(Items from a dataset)
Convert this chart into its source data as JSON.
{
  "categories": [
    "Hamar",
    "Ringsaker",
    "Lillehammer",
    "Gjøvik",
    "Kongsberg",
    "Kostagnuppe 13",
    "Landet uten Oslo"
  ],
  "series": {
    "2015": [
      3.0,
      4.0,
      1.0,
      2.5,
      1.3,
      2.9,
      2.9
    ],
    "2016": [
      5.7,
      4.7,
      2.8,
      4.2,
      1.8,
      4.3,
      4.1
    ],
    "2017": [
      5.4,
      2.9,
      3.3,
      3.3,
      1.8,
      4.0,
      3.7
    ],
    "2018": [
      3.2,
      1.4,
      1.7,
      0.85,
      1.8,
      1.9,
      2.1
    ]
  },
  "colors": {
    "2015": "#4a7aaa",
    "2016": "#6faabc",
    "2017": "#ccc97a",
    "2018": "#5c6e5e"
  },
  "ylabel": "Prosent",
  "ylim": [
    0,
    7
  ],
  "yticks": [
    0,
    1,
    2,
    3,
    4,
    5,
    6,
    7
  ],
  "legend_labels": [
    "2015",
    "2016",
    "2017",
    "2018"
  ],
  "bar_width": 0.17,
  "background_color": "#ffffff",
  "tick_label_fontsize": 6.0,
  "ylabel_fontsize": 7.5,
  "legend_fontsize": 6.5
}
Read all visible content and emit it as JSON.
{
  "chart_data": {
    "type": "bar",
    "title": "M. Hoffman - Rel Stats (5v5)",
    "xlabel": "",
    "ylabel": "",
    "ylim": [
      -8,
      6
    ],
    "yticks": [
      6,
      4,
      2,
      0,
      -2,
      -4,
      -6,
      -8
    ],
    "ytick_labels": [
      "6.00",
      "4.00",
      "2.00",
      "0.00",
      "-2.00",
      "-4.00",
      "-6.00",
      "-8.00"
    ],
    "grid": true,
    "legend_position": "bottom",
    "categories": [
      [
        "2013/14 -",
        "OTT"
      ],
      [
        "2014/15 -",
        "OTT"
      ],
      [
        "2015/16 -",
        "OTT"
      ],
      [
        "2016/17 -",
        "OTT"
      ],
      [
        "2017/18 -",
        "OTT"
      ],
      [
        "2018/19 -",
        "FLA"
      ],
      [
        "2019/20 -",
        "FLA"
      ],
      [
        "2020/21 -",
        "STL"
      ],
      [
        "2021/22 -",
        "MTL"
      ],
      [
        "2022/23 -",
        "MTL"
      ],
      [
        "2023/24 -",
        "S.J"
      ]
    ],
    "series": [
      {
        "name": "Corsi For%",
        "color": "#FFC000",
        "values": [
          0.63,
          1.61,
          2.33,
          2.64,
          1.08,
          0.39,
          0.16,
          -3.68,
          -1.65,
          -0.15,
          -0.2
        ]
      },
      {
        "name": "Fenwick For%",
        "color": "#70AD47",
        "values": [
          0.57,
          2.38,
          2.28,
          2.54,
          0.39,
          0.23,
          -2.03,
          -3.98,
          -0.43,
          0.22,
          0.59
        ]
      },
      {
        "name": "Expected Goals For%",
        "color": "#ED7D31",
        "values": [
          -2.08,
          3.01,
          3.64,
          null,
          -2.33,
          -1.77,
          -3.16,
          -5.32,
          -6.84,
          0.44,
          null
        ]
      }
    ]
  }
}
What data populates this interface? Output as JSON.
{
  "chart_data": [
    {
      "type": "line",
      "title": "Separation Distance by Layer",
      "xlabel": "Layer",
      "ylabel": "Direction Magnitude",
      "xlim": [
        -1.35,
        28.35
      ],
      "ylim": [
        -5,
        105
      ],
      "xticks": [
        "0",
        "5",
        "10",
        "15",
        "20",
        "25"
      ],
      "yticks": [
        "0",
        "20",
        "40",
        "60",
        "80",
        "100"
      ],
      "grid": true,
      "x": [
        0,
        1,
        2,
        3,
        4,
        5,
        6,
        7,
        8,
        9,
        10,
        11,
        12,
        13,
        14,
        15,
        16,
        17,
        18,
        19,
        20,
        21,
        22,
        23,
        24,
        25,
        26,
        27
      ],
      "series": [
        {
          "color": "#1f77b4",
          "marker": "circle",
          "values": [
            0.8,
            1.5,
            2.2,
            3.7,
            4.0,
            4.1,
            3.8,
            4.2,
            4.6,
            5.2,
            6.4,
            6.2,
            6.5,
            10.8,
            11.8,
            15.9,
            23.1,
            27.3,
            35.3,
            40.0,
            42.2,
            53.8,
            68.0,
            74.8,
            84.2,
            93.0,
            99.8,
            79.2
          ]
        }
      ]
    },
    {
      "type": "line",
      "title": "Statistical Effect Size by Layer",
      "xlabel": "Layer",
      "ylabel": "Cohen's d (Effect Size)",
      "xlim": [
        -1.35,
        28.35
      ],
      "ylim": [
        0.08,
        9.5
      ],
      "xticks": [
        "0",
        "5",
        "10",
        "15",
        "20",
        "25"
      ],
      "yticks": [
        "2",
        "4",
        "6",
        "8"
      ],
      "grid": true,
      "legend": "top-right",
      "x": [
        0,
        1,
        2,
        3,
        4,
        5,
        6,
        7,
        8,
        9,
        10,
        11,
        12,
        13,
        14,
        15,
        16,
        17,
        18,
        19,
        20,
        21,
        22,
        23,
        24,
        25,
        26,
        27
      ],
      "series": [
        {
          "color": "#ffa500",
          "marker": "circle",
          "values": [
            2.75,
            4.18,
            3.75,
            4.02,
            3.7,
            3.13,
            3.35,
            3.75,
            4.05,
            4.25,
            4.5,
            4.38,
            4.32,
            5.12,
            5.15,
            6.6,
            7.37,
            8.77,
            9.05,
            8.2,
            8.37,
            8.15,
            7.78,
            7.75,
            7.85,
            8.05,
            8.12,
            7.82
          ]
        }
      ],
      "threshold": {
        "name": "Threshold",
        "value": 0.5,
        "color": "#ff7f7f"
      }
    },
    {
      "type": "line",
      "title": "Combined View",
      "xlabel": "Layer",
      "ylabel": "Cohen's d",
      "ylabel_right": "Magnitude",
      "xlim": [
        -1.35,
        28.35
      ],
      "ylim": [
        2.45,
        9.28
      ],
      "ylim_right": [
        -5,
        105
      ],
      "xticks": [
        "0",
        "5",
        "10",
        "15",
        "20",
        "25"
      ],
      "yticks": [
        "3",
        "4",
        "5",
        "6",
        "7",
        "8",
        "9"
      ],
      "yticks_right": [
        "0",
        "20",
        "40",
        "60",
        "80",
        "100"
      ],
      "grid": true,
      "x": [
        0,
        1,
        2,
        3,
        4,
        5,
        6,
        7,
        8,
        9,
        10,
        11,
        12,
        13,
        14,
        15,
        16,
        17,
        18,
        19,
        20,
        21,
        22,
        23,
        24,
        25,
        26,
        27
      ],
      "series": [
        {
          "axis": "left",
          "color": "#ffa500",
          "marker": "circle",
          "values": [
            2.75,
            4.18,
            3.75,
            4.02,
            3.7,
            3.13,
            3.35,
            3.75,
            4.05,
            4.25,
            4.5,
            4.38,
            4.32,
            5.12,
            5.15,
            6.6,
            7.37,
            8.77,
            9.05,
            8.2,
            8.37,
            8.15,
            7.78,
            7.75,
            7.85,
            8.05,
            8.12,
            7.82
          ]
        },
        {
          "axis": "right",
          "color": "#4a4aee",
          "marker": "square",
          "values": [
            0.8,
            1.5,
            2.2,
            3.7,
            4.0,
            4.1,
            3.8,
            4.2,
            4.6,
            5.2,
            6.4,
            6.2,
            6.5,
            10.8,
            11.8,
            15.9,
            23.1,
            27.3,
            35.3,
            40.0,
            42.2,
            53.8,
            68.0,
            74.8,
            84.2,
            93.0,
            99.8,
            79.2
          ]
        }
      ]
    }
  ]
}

*Exercise brief*. Copy out the full material exactly as it appears.

*Solved exercise*.
Convert this chart into its source data as JSON.
{
  "categories": [
    "Hamar",
    "Ringsaker",
    "Lillehammer",
    "Gjøvik",
    "Kongsberg",
    "Kostagnuppe 13",
    "Landet uten Oslo"
  ],
  "series": {
    "2015": [
      3.0,
      4.0,
      1.0,
      2.5,
      1.3,
      2.9,
      2.9
    ],
    "2016": [
      5.7,
      4.7,
      2.8,
      4.2,
      1.8,
      4.3,
      4.1
    ],
    "2017": [
      5.4,
      2.9,
      3.3,
      3.3,
      1.8,
      4.0,
      3.7
    ],
    "2018": [
      3.2,
      1.4,
      1.7,
      0.85,
      1.8,
      1.9,
      2.1
    ]
  },
  "colors": {
    "2015": "#4a7aaa",
    "2016": "#6faabc",
    "2017": "#ccc97a",
    "2018": "#5c6e5e"
  },
  "ylabel": "Prosent",
  "ylim": [
    0,
    7
  ],
  "yticks": [
    0,
    1,
    2,
    3,
    4,
    5,
    6,
    7
  ],
  "legend_labels": [
    "2015",
    "2016",
    "2017",
    "2018"
  ],
  "bar_width": 0.17,
  "background_color": "#ffffff",
  "tick_label_fontsize": 6.0,
  "ylabel_fontsize": 7.5,
  "legend_fontsize": 6.5
}
Read all visible content and emit it as JSON.
{
  "chart_data": {
    "type": "bar",
    "title": "M. Hoffman - Rel Stats (5v5)",
    "xlabel": "",
    "ylabel": "",
    "ylim": [
      -8,
      6
    ],
    "yticks": [
      6,
      4,
      2,
      0,
      -2,
      -4,
      -6,
      -8
    ],
    "ytick_labels": [
      "6.00",
      "4.00",
      "2.00",
      "0.00",
      "-2.00",
      "-4.00",
      "-6.00",
      "-8.00"
    ],
    "grid": true,
    "legend_position": "bottom",
    "categories": [
      [
        "2013/14 -",
        "OTT"
      ],
      [
        "2014/15 -",
        "OTT"
      ],
      [
        "2015/16 -",
        "OTT"
      ],
      [
        "2016/17 -",
        "OTT"
      ],
      [
        "2017/18 -",
        "OTT"
      ],
      [
        "2018/19 -",
        "FLA"
      ],
      [
        "2019/20 -",
        "FLA"
      ],
      [
        "2020/21 -",
        "STL"
      ],
      [
        "2021/22 -",
        "MTL"
      ],
      [
        "2022/23 -",
        "MTL"
      ],
      [
        "2023/24 -",
        "S.J"
      ]
    ],
    "series": [
      {
        "name": "Corsi For%",
        "color": "#FFC000",
        "values": [
          0.63,
          1.61,
          2.33,
          2.64,
          1.08,
          0.39,
          0.16,
          -3.68,
          -1.65,
          -0.15,
          -0.2
        ]
      },
      {
        "name": "Fenwick For%",
        "color": "#70AD47",
        "values": [
          0.57,
          2.38,
          2.28,
          2.54,
          0.39,
          0.23,
          -2.03,
          -3.98,
          -0.43,
          0.22,
          0.59
        ]
      },
      {
        "name": "Expected Goals For%",
        "color": "#ED7D31",
        "values": [
          -2.08,
          3.01,
          3.64,
          null,
          -2.33,
          -1.77,
          -3.16,
          -5.32,
          -6.84,
          0.44,
          null
        ]
      }
    ]
  }
}
What data populates this interface? Output as JSON.
{
  "chart_data": [
    {
      "type": "line",
      "title": "Separation Distance by Layer",
      "xlabel": "Layer",
      "ylabel": "Direction Magnitude",
      "xlim": [
        -1.35,
        28.35
      ],
      "ylim": [
        -5,
        105
      ],
      "xticks": [
        "0",
        "5",
        "10",
        "15",
        "20",
        "25"
      ],
      "yticks": [
        "0",
        "20",
        "40",
        "60",
        "80",
        "100"
      ],
      "grid": true,
      "x": [
        0,
        1,
        2,
        3,
        4,
        5,
        6,
        7,
        8,
        9,
        10,
        11,
        12,
        13,
        14,
        15,
        16,
        17,
        18,
        19,
        20,
        21,
        22,
        23,
        24,
        25,
        26,
        27
      ],
      "series": [
        {
          "color": "#1f77b4",
          "marker": "circle",
          "values": [
            0.8,
            1.5,
            2.2,
            3.7,
            4.0,
            4.1,
            3.8,
            4.2,
            4.6,
            5.2,
            6.4,
            6.2,
            6.5,
            10.8,
            11.8,
            15.9,
            23.1,
            27.3,
            35.3,
            40.0,
            42.2,
            53.8,
            68.0,
            74.8,
            84.2,
            93.0,
            99.8,
            79.2
          ]
        }
      ]
    },
    {
      "type": "line",
      "title": "Statistical Effect Size by Layer",
      "xlabel": "Layer",
      "ylabel": "Cohen's d (Effect Size)",
      "xlim": [
        -1.35,
        28.35
      ],
      "ylim": [
        0.08,
        9.5
      ],
      "xticks": [
        "0",
        "5",
        "10",
        "15",
        "20",
        "25"
      ],
      "yticks": [
        "2",
        "4",
        "6",
        "8"
      ],
      "grid": true,
      "legend": "top-right",
      "x": [
        0,
        1,
        2,
        3,
        4,
        5,
        6,
        7,
        8,
        9,
        10,
        11,
        12,
        13,
        14,
        15,
        16,
        17,
        18,
        19,
        20,
        21,
        22,
        23,
        24,
        25,
        26,
        27
      ],
      "series": [
        {
          "color": "#ffa500",
          "marker": "circle",
          "values": [
            2.75,
            4.18,
            3.75,
            4.02,
            3.7,
            3.13,
            3.35,
            3.75,
            4.05,
            4.25,
            4.5,
            4.38,
            4.32,
            5.12,
            5.15,
            6.6,
            7.37,
            8.77,
            9.05,
            8.2,
            8.37,
            8.15,
            7.78,
            7.75,
            7.85,
            8.05,
            8.12,
            7.82
          ]
        }
      ],
      "threshold": {
        "name": "Threshold",
        "value": 0.5,
        "color": "#ff7f7f"
      }
    },
    {
      "type": "line",
      "title": "Combined View",
      "xlabel": "Layer",
      "ylabel": "Cohen's d",
      "ylabel_right": "Magnitude",
      "xlim": [
        -1.35,
        28.35
      ],
      "ylim": [
        2.45,
        9.28
      ],
      "ylim_right": [
        -5,
        105
      ],
      "xticks": [
        "0",
        "5",
        "10",
        "15",
        "20",
        "25"
      ],
      "yticks": [
        "3",
        "4",
        "5",
        "6",
        "7",
        "8",
        "9"
      ],
      "yticks_right": [
        "0",
        "20",
        "40",
        "60",
        "80",
        "100"
      ],
      "grid": true,
      "x": [
        0,
        1,
        2,
        3,
        4,
        5,
        6,
        7,
        8,
        9,
        10,
        11,
        12,
        13,
        14,
        15,
        16,
        17,
        18,
        19,
        20,
        21,
        22,
        23,
        24,
        25,
        26,
        27
      ],
      "series": [
        {
          "axis": "left",
          "color": "#ffa500",
          "marker": "circle",
          "values": [
            2.75,
            4.18,
            3.75,
            4.02,
            3.7,
            3.13,
            3.35,
            3.75,
            4.05,
            4.25,
            4.5,
            4.38,
            4.32,
            5.12,
            5.15,
            6.6,
            7.37,
            8.77,
            9.05,
            8.2,
            8.37,
            8.15,
            7.78,
            7.75,
            7.85,
            8.05,
            8.12,
            7.82
          ]
        },
        {
          "axis": "right",
          "color": "#4a4aee",
          "marker": "square",
          "values": [
            0.8,
            1.5,
            2.2,
            3.7,
            4.0,
            4.1,
            3.8,
            4.2,
            4.6,
            5.2,
            6.4,
            6.2,
            6.5,
            10.8,
            11.8,
            15.9,
            23.1,
            27.3,
            35.3,
            40.0,
            42.2,
            53.8,
            68.0,
            74.8,
            84.2,
            93.0,
            99.8,
            79.2
          ]
        }
      ]
    }
  ]
}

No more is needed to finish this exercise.